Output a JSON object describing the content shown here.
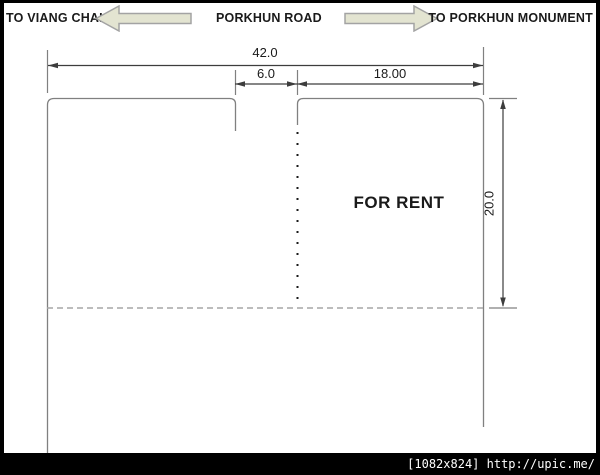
{
  "header": {
    "left_destination": "TO VIANG CHAI",
    "road_name": "PORKHUN ROAD",
    "right_destination": "TO PORKHUN MONUMENT"
  },
  "dimensions": {
    "total_frontage": "42.0",
    "gap_width": "6.0",
    "rent_frontage": "18.00",
    "depth": "20.0"
  },
  "plot": {
    "label": "FOR RENT"
  },
  "footer": {
    "caption": "[1082x824] http://upic.me/"
  },
  "icons": {
    "left_arrow": "left-road-direction-arrow",
    "right_arrow": "right-road-direction-arrow"
  },
  "colors": {
    "arrow_fill": "#e3e4d1",
    "arrow_border": "#a3a3a3",
    "outline_gray": "#808080",
    "dimension_line": "#3d3d3d",
    "dashed_line": "#a6a6a6",
    "footer_bg": "#000000",
    "footer_text": "#ffffff"
  }
}
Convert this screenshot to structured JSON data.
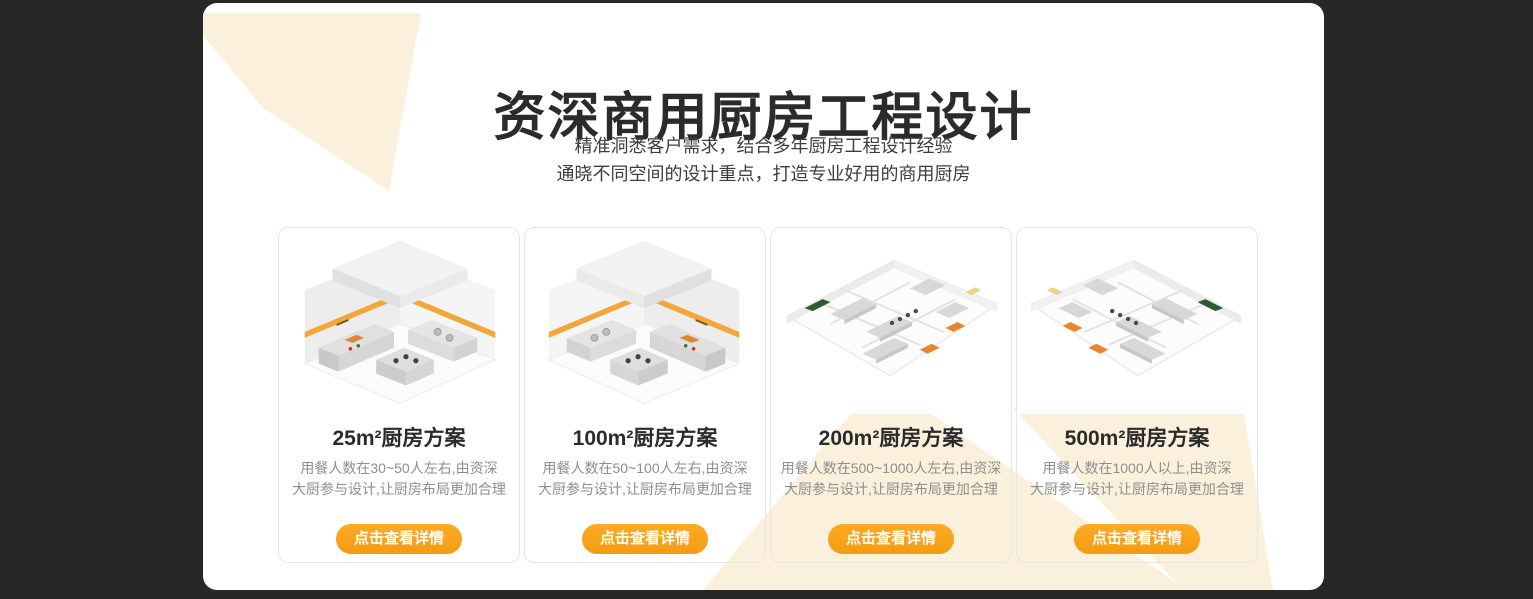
{
  "theme": {
    "page_background": "#272727",
    "panel_background": "#ffffff",
    "accent_orange": "#f7a11d",
    "watermark_cream": "#fbf0dc",
    "title_color": "#2b2b2b",
    "description_color": "#8e8e8e"
  },
  "header": {
    "title": "资深商用厨房工程设计",
    "subtitle_line1": "精准洞悉客户需求，结合多年厨房工程设计经验",
    "subtitle_line2": "通晓不同空间的设计重点，打造专业好用的商用厨房"
  },
  "cards": [
    {
      "title": "25m²厨房方案",
      "desc_line1": "用餐人数在30~50人左右,由资深",
      "desc_line2": "大厨参与设计,让厨房布局更加合理",
      "button_label": "点击查看详情"
    },
    {
      "title": "100m²厨房方案",
      "desc_line1": "用餐人数在50~100人左右,由资深",
      "desc_line2": "大厨参与设计,让厨房布局更加合理",
      "button_label": "点击查看详情"
    },
    {
      "title": "200m²厨房方案",
      "desc_line1": "用餐人数在500~1000人左右,由资深",
      "desc_line2": "大厨参与设计,让厨房布局更加合理",
      "button_label": "点击查看详情"
    },
    {
      "title": "500m²厨房方案",
      "desc_line1": "用餐人数在1000人以上,由资深",
      "desc_line2": "大厨参与设计,让厨房布局更加合理",
      "button_label": "点击查看详情"
    }
  ]
}
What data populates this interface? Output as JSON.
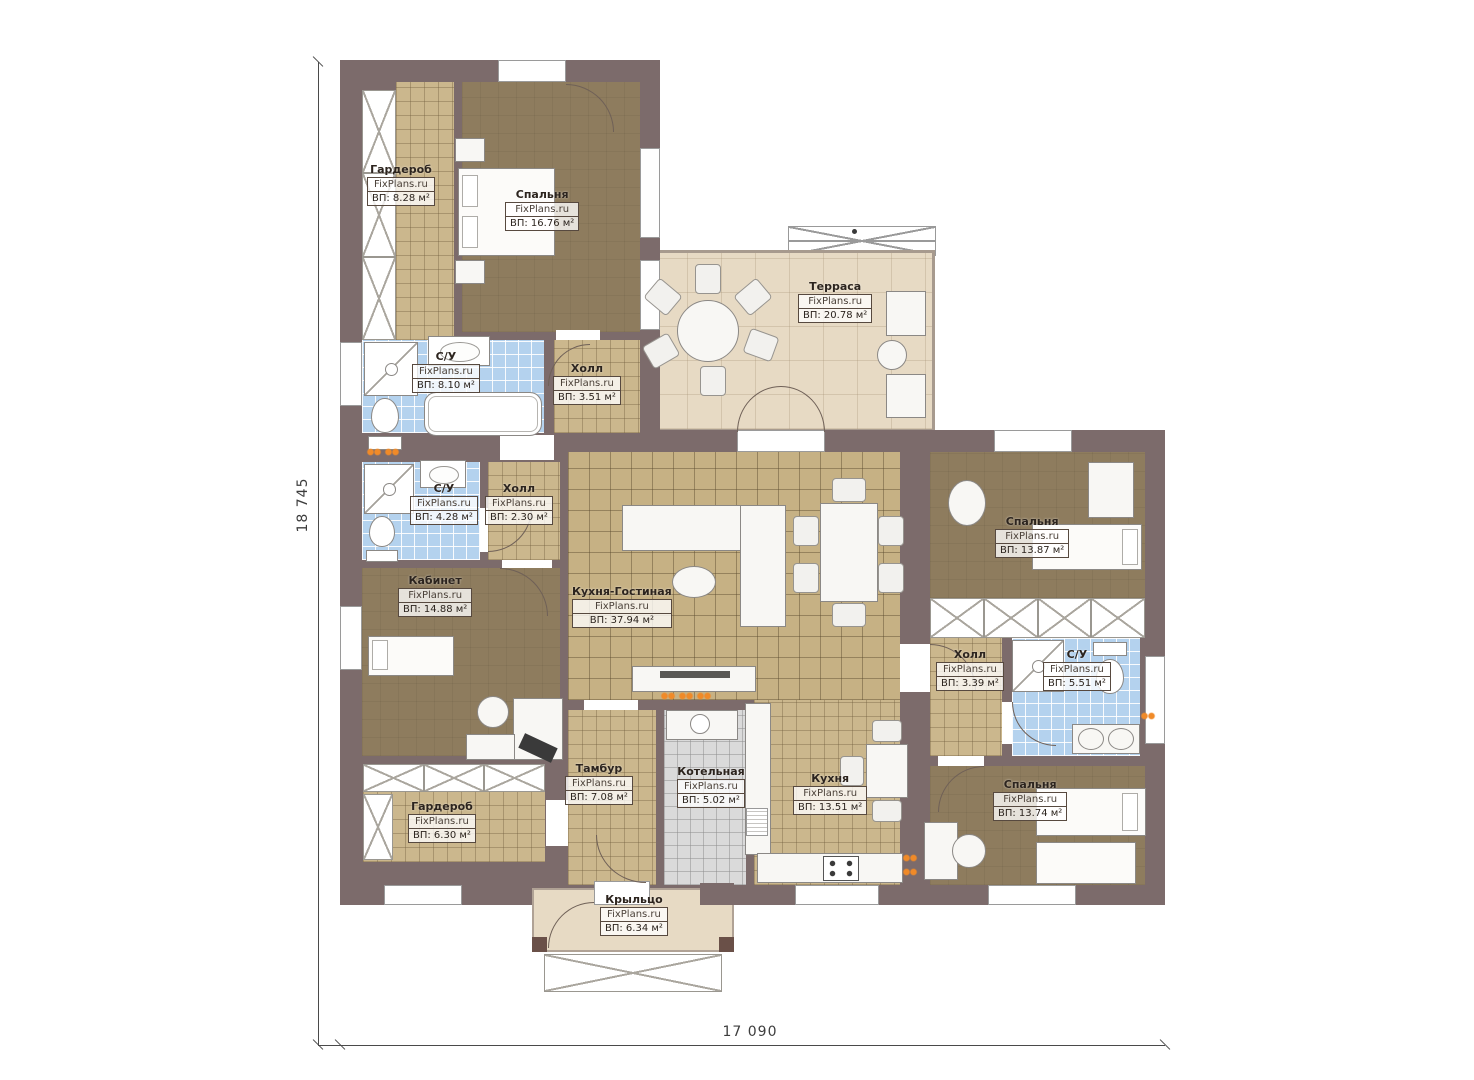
{
  "plan": {
    "watermark": "FixPlans.ru",
    "dimensions": {
      "height_label": "18 745",
      "width_label": "17 090"
    },
    "rooms": [
      {
        "id": "garderob-1",
        "name": "Гардероб",
        "area": "ВП: 8.28 м²"
      },
      {
        "id": "spalnya-1",
        "name": "Спальня",
        "area": "ВП: 16.76 м²"
      },
      {
        "id": "terrasa",
        "name": "Терраса",
        "area": "ВП: 20.78 м²"
      },
      {
        "id": "su-1",
        "name": "С/У",
        "area": "ВП: 8.10 м²"
      },
      {
        "id": "holl-1",
        "name": "Холл",
        "area": "ВП: 3.51 м²"
      },
      {
        "id": "su-2",
        "name": "С/У",
        "area": "ВП: 4.28 м²"
      },
      {
        "id": "holl-2",
        "name": "Холл",
        "area": "ВП: 2.30 м²"
      },
      {
        "id": "kabinet",
        "name": "Кабинет",
        "area": "ВП: 14.88 м²"
      },
      {
        "id": "kuhnya-gostinaya",
        "name": "Кухня-Гостиная",
        "area": "ВП: 37.94 м²"
      },
      {
        "id": "spalnya-2",
        "name": "Спальня",
        "area": "ВП: 13.87 м²"
      },
      {
        "id": "holl-3",
        "name": "Холл",
        "area": "ВП: 3.39 м²"
      },
      {
        "id": "su-3",
        "name": "С/У",
        "area": "ВП: 5.51 м²"
      },
      {
        "id": "tambur",
        "name": "Тамбур",
        "area": "ВП: 7.08 м²"
      },
      {
        "id": "kotelnaya",
        "name": "Котельная",
        "area": "ВП: 5.02 м²"
      },
      {
        "id": "kuhnya",
        "name": "Кухня",
        "area": "ВП: 13.51 м²"
      },
      {
        "id": "garderob-2",
        "name": "Гардероб",
        "area": "ВП: 6.30 м²"
      },
      {
        "id": "spalnya-3",
        "name": "Спальня",
        "area": "ВП: 13.74 м²"
      },
      {
        "id": "krylco",
        "name": "Крыльцо",
        "area": "ВП: 6.34 м²"
      }
    ],
    "colors": {
      "wall": "#7c6b6b",
      "floor_brown": "#8e7c5e",
      "tile_tan": "#cbb78d",
      "tile_blue": "#b4d2ee",
      "tile_gray": "#dadada",
      "terrace": "#e7dac4",
      "radiator": "#f08a28"
    }
  }
}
———
### GIVEN REQUEST:
What is the number of lines in the records above that include the word "PORKHUN"? Reply with that number and nothing more.

### RESULT OF THE EXERCISE:
2